> [STATED TASK]
Show each line that has the string "this" in it.

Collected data
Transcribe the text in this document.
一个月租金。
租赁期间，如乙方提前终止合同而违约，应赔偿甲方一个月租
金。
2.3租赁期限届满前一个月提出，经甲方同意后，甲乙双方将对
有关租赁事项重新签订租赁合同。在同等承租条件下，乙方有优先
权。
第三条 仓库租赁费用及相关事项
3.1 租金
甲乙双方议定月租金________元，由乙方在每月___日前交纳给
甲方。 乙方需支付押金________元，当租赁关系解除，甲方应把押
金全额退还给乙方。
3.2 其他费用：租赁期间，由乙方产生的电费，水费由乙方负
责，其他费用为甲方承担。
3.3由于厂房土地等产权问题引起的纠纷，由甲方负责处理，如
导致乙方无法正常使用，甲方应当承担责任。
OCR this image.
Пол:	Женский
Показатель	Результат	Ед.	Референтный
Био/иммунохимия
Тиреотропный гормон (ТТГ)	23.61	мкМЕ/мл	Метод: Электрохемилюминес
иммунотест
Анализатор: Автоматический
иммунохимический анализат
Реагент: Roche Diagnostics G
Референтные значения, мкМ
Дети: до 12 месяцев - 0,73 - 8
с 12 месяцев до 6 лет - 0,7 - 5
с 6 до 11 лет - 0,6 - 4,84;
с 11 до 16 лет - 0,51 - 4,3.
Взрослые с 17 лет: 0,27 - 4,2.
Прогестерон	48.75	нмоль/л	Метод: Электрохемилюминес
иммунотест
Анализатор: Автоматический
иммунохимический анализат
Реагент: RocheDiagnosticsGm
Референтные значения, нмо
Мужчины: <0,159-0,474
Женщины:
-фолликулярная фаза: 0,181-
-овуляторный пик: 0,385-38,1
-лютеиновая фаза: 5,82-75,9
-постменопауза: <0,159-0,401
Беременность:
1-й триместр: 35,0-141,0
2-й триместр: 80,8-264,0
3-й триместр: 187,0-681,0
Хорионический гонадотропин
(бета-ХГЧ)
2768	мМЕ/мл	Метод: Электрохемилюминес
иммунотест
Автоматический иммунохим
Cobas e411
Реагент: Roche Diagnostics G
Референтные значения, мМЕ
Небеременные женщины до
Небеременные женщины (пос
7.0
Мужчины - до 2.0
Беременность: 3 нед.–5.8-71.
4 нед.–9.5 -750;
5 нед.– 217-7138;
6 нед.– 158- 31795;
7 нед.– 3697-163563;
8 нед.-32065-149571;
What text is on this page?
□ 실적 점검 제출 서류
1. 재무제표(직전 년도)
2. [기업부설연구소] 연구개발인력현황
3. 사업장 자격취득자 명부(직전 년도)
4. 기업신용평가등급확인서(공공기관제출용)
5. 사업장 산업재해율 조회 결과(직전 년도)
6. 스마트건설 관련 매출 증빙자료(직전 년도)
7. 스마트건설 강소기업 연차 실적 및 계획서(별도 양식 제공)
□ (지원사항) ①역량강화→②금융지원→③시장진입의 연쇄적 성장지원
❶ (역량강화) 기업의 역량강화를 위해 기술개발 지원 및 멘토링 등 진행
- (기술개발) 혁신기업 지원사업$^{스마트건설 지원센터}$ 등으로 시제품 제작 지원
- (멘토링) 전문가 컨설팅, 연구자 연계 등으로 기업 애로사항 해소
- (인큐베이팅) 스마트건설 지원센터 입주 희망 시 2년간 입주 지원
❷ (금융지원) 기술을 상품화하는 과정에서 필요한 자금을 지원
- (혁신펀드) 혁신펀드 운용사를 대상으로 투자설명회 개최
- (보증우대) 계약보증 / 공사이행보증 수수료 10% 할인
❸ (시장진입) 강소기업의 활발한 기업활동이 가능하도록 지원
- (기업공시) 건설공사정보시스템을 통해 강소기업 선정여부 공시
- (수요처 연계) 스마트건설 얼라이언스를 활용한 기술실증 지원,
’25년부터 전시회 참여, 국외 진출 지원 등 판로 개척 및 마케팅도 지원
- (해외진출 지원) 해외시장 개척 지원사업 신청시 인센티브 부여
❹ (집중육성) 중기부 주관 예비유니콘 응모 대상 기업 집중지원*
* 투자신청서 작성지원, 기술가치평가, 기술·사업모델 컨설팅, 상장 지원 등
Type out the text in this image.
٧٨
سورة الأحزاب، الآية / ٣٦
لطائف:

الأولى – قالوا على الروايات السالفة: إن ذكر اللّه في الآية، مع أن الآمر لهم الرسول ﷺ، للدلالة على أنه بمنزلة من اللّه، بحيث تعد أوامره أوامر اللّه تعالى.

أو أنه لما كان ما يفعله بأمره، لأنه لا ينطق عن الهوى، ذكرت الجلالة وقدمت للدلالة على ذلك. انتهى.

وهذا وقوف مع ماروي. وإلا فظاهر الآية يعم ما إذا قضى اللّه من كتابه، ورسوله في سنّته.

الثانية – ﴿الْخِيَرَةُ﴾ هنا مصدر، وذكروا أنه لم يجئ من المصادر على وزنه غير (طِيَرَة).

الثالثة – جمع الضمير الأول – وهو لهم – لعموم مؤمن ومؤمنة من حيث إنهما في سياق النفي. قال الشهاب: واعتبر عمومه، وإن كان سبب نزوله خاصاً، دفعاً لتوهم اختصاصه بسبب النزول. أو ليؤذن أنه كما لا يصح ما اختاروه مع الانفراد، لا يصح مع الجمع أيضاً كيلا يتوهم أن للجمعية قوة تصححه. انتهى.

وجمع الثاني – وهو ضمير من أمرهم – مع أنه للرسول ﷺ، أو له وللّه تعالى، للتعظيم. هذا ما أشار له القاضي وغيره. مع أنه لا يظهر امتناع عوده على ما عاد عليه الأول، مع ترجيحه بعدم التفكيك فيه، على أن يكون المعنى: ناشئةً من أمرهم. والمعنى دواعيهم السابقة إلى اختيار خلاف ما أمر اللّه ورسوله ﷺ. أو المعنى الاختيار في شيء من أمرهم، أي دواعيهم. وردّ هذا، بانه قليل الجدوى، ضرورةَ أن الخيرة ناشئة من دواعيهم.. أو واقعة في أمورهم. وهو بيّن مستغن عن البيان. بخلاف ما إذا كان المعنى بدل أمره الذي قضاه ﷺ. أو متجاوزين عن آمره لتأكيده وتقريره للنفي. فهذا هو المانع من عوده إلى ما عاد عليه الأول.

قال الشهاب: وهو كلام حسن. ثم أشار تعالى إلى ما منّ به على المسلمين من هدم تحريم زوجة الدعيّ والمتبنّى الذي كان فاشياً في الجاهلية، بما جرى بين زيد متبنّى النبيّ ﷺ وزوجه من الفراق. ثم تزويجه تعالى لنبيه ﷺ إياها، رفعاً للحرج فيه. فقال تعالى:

> [SOLVED EXERCISE]
Transcribe the text in this document.
OCR this image.
What text is on this page?
Type out the text in this image.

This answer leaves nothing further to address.